EXERCISE - Transcribe every entry word for word, leaving out all images.
:::
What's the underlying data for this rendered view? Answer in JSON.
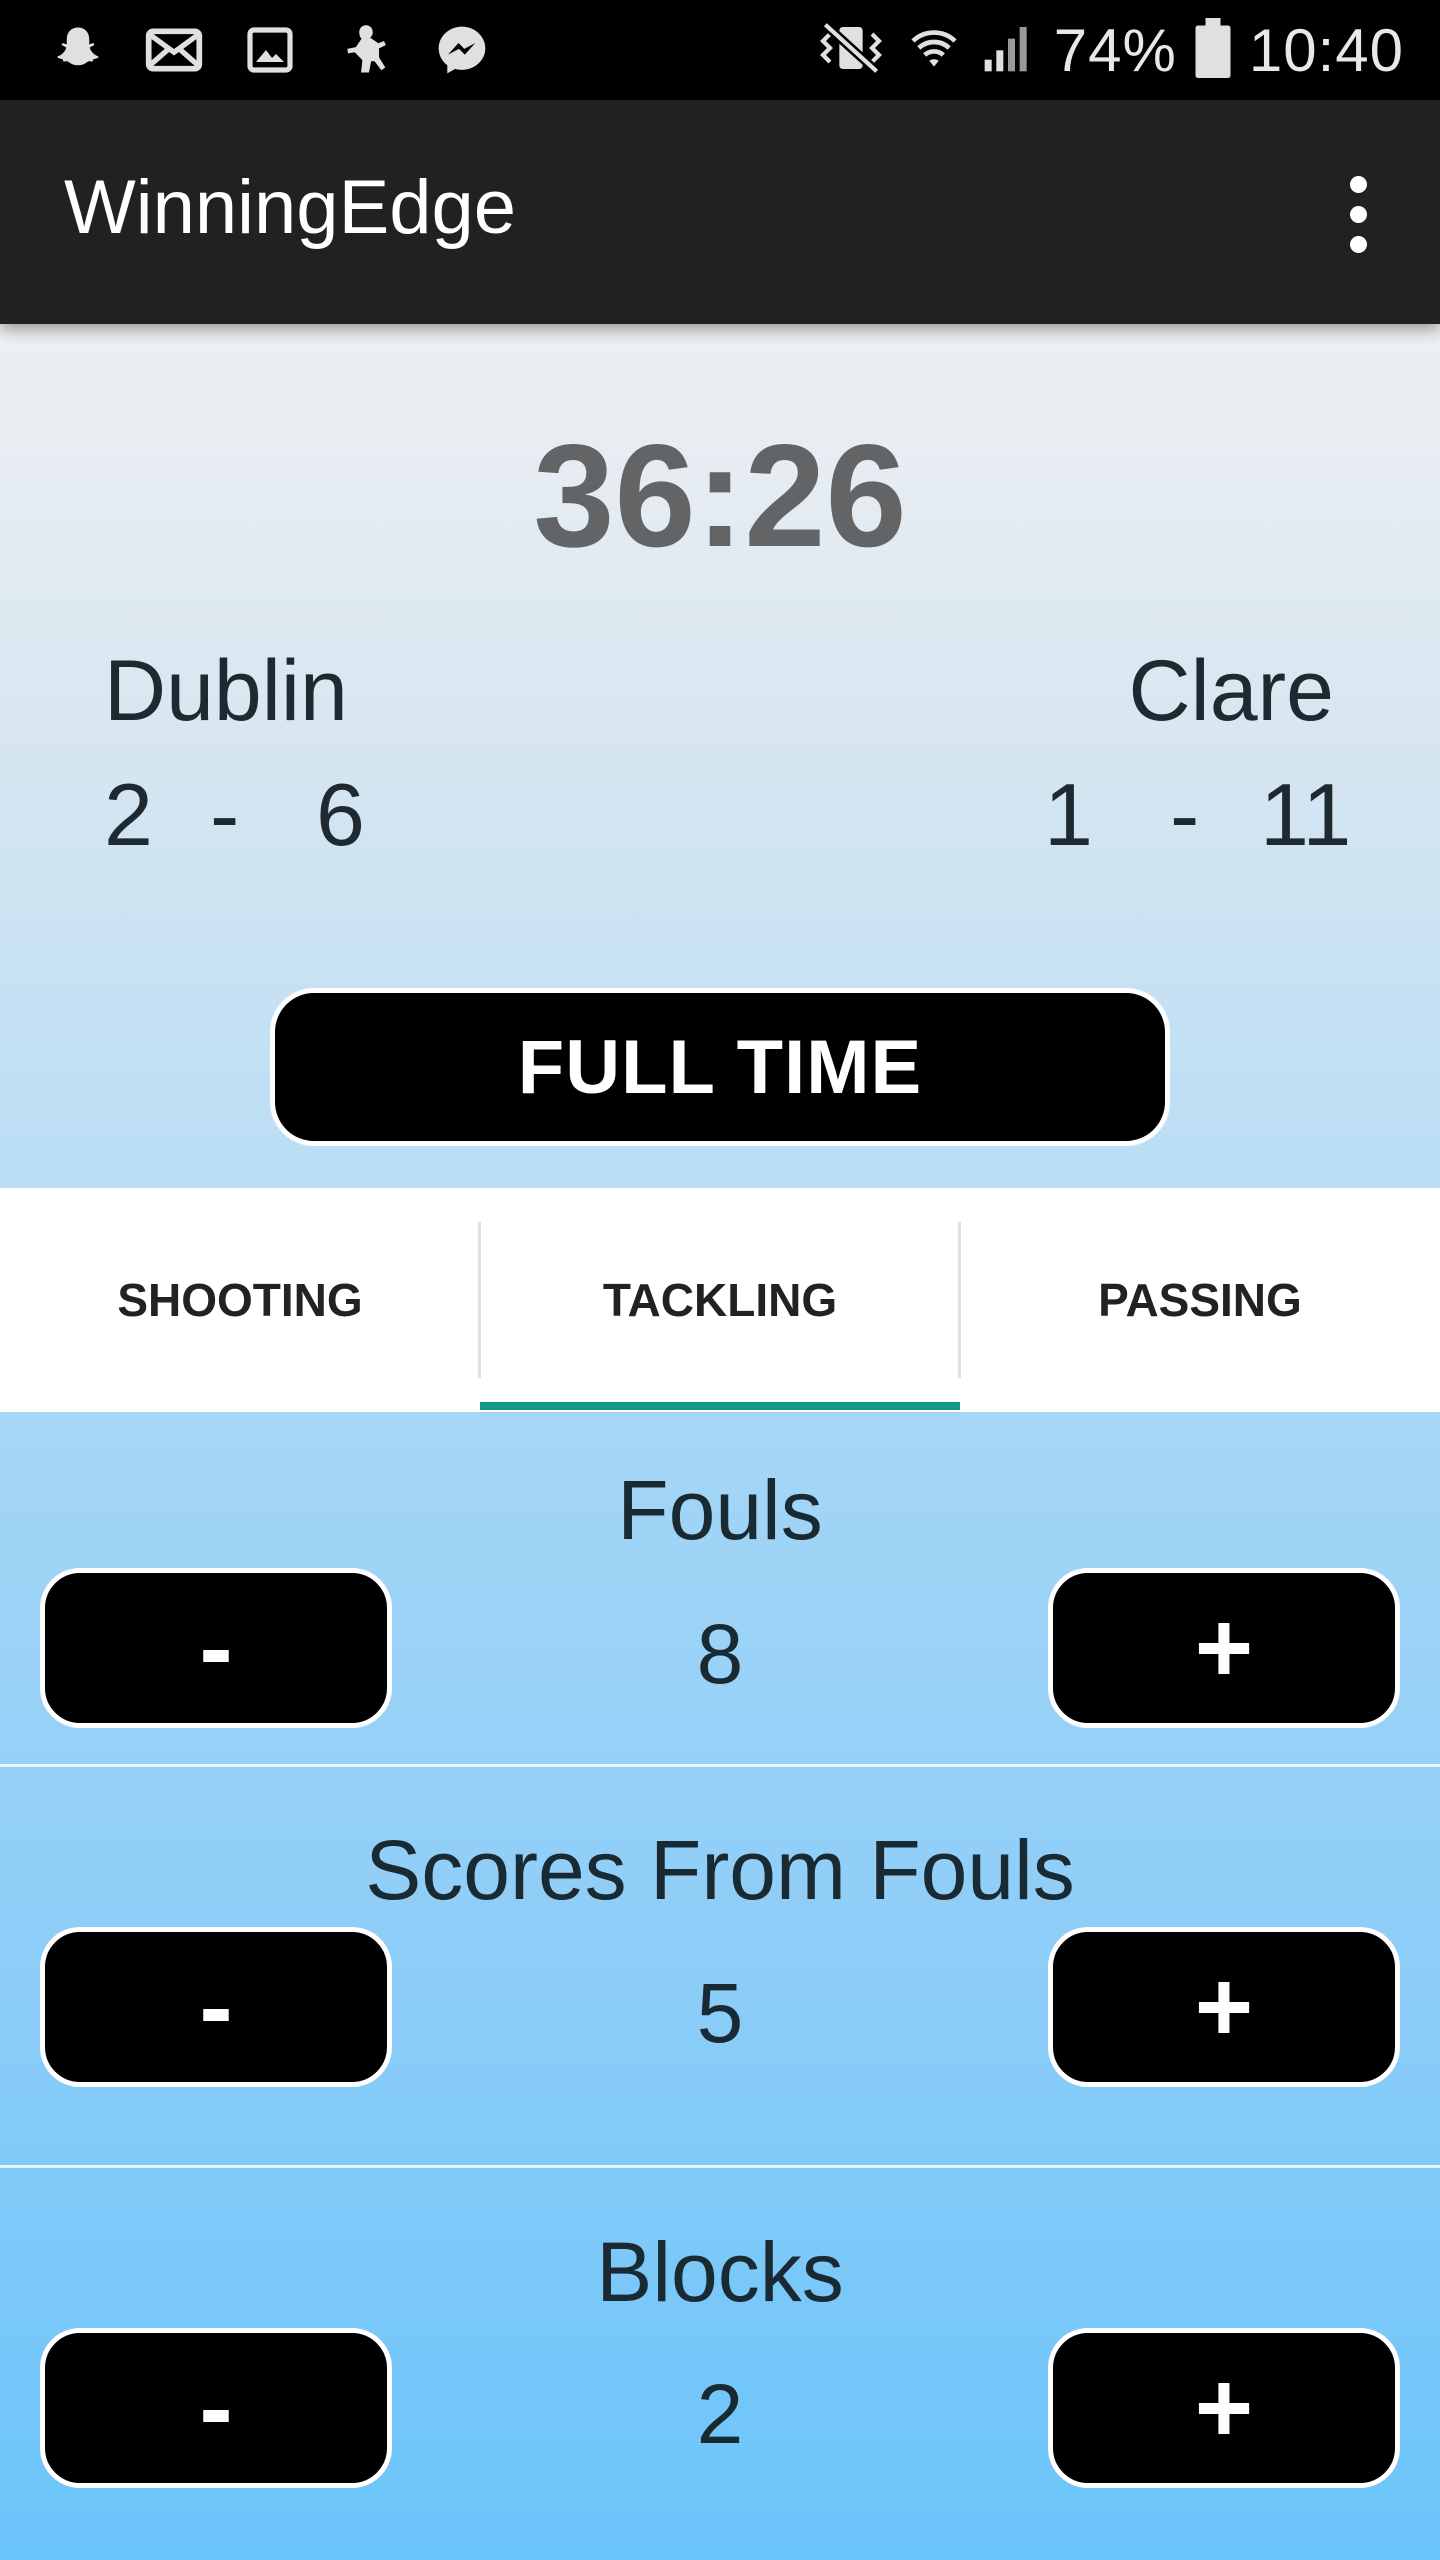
{
  "status_bar": {
    "battery": "74%",
    "time": "10:40",
    "notification_icons": [
      "snapchat-icon",
      "mail-icon",
      "image-icon",
      "app-icon",
      "messenger-icon"
    ],
    "system_icons": [
      "vibrate-icon",
      "wifi-icon",
      "signal-icon",
      "battery-icon"
    ]
  },
  "app_bar": {
    "title": "WinningEdge",
    "menu_icon": "overflow-menu-icon"
  },
  "match": {
    "timer": "36:26",
    "home": {
      "name": "Dublin",
      "goals": "2",
      "separator": "-",
      "points": "6"
    },
    "away": {
      "name": "Clare",
      "goals": "1",
      "separator": "-",
      "points": "11"
    },
    "full_time_label": "FULL TIME"
  },
  "tabs": [
    {
      "label": "SHOOTING",
      "selected": false
    },
    {
      "label": "TACKLING",
      "selected": true
    },
    {
      "label": "PASSING",
      "selected": false
    }
  ],
  "stats": [
    {
      "label": "Fouls",
      "value": "8",
      "minus_label": "-",
      "plus_label": "+"
    },
    {
      "label": "Scores From Fouls",
      "value": "5",
      "minus_label": "-",
      "plus_label": "+"
    },
    {
      "label": "Blocks",
      "value": "2",
      "minus_label": "-",
      "plus_label": "+"
    }
  ],
  "colors": {
    "app_bar": "#212121",
    "accent": "#15988a",
    "button": "#000000",
    "text": "#1f2a30"
  }
}
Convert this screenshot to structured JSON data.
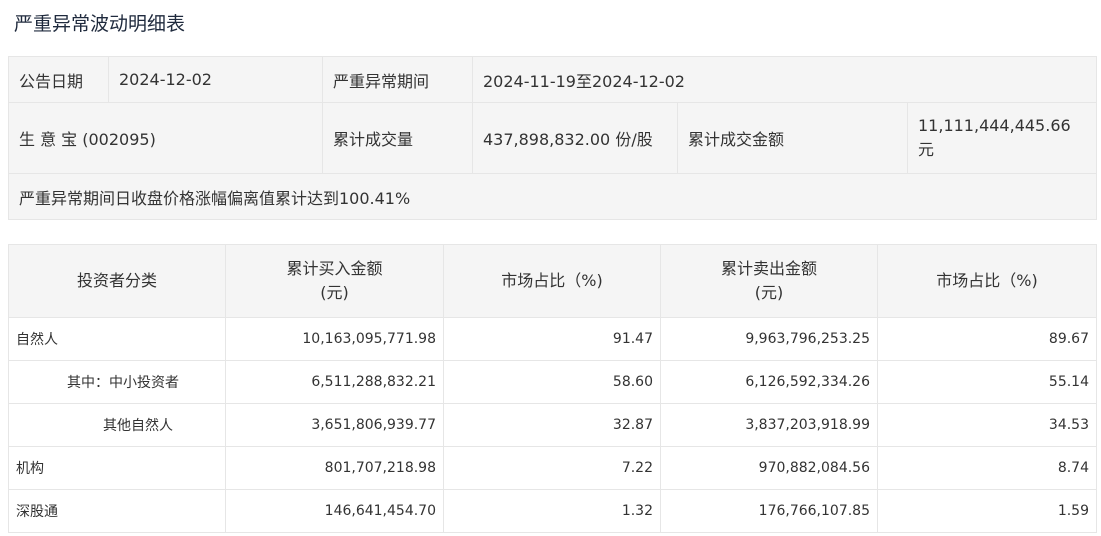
{
  "title": "严重异常波动明细表",
  "summary": {
    "announce_label": "公告日期",
    "announce_date": "2024-12-02",
    "period_label": "严重异常期间",
    "period_value": "2024-11-19至2024-12-02",
    "stock_name": "生 意 宝 (002095)",
    "volume_label": "累计成交量",
    "volume_value": "437,898,832.00 份/股",
    "amount_label": "累计成交金额",
    "amount_value": "11,111,444,445.66元",
    "deviation_note": "严重异常期间日收盘价格涨幅偏离值累计达到100.41%"
  },
  "detail": {
    "headers": {
      "category": "投资者分类",
      "buy_line1": "累计买入金额",
      "buy_line2": "(元)",
      "buy_share": "市场占比（%)",
      "sell_line1": "累计卖出金额",
      "sell_line2": "(元)",
      "sell_share": "市场占比（%)"
    },
    "rows": [
      {
        "category": "自然人",
        "buy": "10,163,095,771.98",
        "buy_share": "91.47",
        "sell": "9,963,796,253.25",
        "sell_share": "89.67"
      },
      {
        "category": "其中：中小投资者",
        "buy": "6,511,288,832.21",
        "buy_share": "58.60",
        "sell": "6,126,592,334.26",
        "sell_share": "55.14"
      },
      {
        "category": "其他自然人",
        "buy": "3,651,806,939.77",
        "buy_share": "32.87",
        "sell": "3,837,203,918.99",
        "sell_share": "34.53"
      },
      {
        "category": "机构",
        "buy": "801,707,218.98",
        "buy_share": "7.22",
        "sell": "970,882,084.56",
        "sell_share": "8.74"
      },
      {
        "category": "深股通",
        "buy": "146,641,454.70",
        "buy_share": "1.32",
        "sell": "176,766,107.85",
        "sell_share": "1.59"
      }
    ]
  }
}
:::
EXERCISE OUTPUT -
What's the underlying data for this rendered view? Answer in JSON.
{
  "status_bar": {
    "battery": "74%",
    "time": "10:40",
    "notification_icons": [
      "snapchat-icon",
      "mail-icon",
      "image-icon",
      "app-icon",
      "messenger-icon"
    ],
    "system_icons": [
      "vibrate-icon",
      "wifi-icon",
      "signal-icon",
      "battery-icon"
    ]
  },
  "app_bar": {
    "title": "WinningEdge",
    "menu_icon": "overflow-menu-icon"
  },
  "match": {
    "timer": "36:26",
    "home": {
      "name": "Dublin",
      "goals": "2",
      "separator": "-",
      "points": "6"
    },
    "away": {
      "name": "Clare",
      "goals": "1",
      "separator": "-",
      "points": "11"
    },
    "full_time_label": "FULL TIME"
  },
  "tabs": [
    {
      "label": "SHOOTING",
      "selected": false
    },
    {
      "label": "TACKLING",
      "selected": true
    },
    {
      "label": "PASSING",
      "selected": false
    }
  ],
  "stats": [
    {
      "label": "Fouls",
      "value": "8",
      "minus_label": "-",
      "plus_label": "+"
    },
    {
      "label": "Scores From Fouls",
      "value": "5",
      "minus_label": "-",
      "plus_label": "+"
    },
    {
      "label": "Blocks",
      "value": "2",
      "minus_label": "-",
      "plus_label": "+"
    }
  ],
  "colors": {
    "app_bar": "#212121",
    "accent": "#15988a",
    "button": "#000000",
    "text": "#1f2a30"
  }
}
Convert this screenshot to structured JSON data.
{
  "title": "严重异常波动明细表",
  "summary": {
    "announce_label": "公告日期",
    "announce_date": "2024-12-02",
    "period_label": "严重异常期间",
    "period_value": "2024-11-19至2024-12-02",
    "stock_name": "生 意 宝 (002095)",
    "volume_label": "累计成交量",
    "volume_value": "437,898,832.00 份/股",
    "amount_label": "累计成交金额",
    "amount_value": "11,111,444,445.66元",
    "deviation_note": "严重异常期间日收盘价格涨幅偏离值累计达到100.41%"
  },
  "detail": {
    "headers": {
      "category": "投资者分类",
      "buy_line1": "累计买入金额",
      "buy_line2": "(元)",
      "buy_share": "市场占比（%)",
      "sell_line1": "累计卖出金额",
      "sell_line2": "(元)",
      "sell_share": "市场占比（%)"
    },
    "rows": [
      {
        "category": "自然人",
        "buy": "10,163,095,771.98",
        "buy_share": "91.47",
        "sell": "9,963,796,253.25",
        "sell_share": "89.67"
      },
      {
        "category": "其中：中小投资者",
        "buy": "6,511,288,832.21",
        "buy_share": "58.60",
        "sell": "6,126,592,334.26",
        "sell_share": "55.14"
      },
      {
        "category": "其他自然人",
        "buy": "3,651,806,939.77",
        "buy_share": "32.87",
        "sell": "3,837,203,918.99",
        "sell_share": "34.53"
      },
      {
        "category": "机构",
        "buy": "801,707,218.98",
        "buy_share": "7.22",
        "sell": "970,882,084.56",
        "sell_share": "8.74"
      },
      {
        "category": "深股通",
        "buy": "146,641,454.70",
        "buy_share": "1.32",
        "sell": "176,766,107.85",
        "sell_share": "1.59"
      }
    ]
  }
}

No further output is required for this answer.